## START DATA EXCERPTS

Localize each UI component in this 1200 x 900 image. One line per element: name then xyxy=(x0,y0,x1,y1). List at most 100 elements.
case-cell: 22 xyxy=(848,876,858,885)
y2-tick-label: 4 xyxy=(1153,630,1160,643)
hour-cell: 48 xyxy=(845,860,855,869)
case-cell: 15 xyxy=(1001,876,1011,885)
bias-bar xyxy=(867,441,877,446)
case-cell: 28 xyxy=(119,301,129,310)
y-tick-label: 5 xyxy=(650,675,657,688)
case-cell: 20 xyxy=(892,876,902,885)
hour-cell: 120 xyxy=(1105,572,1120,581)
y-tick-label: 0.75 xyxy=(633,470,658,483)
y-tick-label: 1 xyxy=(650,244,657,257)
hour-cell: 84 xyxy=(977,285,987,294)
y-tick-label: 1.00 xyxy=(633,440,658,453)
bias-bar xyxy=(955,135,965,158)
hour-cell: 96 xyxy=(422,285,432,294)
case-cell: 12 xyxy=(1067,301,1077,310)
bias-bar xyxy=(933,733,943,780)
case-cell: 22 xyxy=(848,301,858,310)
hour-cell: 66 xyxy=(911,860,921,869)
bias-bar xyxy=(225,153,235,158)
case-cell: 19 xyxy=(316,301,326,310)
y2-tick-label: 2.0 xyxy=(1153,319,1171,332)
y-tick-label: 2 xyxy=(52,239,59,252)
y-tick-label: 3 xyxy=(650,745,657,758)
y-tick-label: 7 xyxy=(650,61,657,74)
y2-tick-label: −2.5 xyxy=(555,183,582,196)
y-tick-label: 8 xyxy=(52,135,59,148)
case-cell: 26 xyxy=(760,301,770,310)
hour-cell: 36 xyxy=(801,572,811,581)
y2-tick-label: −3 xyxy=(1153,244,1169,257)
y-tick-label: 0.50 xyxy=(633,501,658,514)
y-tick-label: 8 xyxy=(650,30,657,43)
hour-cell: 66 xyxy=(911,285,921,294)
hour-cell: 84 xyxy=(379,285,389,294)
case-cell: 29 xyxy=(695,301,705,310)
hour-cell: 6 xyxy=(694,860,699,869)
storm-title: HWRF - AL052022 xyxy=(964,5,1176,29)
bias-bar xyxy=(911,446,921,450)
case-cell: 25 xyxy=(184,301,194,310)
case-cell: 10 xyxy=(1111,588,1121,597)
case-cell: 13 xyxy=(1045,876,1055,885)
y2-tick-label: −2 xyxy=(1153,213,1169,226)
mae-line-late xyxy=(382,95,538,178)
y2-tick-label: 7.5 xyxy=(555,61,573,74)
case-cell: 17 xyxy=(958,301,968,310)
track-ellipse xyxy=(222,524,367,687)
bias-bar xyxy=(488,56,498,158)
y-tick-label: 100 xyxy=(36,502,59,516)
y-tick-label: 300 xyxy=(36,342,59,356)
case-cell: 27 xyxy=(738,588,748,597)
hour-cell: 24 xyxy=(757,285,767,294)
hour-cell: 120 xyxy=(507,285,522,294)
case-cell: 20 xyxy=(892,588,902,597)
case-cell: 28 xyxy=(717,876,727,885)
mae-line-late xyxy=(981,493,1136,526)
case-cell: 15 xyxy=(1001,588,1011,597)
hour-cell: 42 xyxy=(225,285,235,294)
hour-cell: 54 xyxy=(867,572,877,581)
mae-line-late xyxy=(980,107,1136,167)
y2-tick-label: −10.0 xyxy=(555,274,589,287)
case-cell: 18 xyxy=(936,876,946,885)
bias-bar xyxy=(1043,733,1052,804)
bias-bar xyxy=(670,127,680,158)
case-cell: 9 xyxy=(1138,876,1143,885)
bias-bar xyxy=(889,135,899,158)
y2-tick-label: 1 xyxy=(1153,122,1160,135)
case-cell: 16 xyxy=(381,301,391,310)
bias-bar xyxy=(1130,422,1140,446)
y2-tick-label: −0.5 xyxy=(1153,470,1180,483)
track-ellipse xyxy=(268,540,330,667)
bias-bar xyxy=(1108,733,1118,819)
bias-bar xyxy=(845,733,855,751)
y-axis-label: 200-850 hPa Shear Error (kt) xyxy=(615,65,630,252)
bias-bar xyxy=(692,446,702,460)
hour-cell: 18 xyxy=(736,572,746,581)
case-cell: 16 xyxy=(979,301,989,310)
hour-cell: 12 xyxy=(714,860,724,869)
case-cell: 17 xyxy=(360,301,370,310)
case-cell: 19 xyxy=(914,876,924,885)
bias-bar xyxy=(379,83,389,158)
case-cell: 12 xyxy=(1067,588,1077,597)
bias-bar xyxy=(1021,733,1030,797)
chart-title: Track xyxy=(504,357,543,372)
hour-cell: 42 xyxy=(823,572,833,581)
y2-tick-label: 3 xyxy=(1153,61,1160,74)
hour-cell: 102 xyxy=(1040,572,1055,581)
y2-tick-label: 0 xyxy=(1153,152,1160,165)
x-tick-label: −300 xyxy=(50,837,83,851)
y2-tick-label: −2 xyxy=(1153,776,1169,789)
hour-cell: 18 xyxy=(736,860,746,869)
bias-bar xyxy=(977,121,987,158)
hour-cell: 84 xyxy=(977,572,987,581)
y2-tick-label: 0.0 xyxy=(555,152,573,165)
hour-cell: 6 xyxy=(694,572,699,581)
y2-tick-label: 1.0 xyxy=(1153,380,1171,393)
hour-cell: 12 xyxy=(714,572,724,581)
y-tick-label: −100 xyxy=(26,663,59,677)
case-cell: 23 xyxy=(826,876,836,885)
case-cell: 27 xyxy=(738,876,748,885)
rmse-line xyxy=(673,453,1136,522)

## END DATA EXCERPTS

◆ **TASK STATEMENT**: Report each line of the listing above that contains the string "title", copying those lines in full. Case counts.

◆ **EXERCISE SOLUTION**:
storm-title: HWRF - AL052022 xyxy=(964,5,1176,29)
chart-title: Track xyxy=(504,357,543,372)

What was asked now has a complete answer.